Aim ->
Find each line that has the string "estándar" and give the total, with nothing else.

-------- Provided entries

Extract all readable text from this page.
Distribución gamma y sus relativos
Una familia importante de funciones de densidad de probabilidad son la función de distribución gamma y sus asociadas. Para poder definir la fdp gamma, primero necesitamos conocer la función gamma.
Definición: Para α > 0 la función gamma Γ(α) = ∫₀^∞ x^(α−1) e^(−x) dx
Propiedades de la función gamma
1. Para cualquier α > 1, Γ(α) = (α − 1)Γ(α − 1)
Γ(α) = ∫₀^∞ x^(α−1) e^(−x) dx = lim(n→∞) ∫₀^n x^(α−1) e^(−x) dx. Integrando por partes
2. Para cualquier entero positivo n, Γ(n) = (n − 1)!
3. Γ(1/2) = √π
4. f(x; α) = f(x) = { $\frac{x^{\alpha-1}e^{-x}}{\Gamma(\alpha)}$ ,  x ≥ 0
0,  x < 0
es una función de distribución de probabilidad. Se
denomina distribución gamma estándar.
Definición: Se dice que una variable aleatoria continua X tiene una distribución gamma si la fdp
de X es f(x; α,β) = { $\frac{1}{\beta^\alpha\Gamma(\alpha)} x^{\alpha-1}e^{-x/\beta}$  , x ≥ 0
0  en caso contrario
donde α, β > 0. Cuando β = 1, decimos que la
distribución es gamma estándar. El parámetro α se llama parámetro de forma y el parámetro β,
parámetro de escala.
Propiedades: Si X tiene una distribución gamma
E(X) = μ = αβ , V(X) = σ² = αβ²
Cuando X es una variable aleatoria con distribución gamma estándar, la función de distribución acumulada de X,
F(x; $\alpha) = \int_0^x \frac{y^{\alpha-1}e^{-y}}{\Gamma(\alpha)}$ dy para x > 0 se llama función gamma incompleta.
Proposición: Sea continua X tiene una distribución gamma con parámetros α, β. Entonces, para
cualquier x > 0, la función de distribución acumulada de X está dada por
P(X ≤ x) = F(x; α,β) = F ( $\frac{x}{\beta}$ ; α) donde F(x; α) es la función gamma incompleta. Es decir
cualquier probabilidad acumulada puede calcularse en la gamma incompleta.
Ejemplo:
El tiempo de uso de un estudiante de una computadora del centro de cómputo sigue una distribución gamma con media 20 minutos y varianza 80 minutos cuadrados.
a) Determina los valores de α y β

----------------

Written response ->
3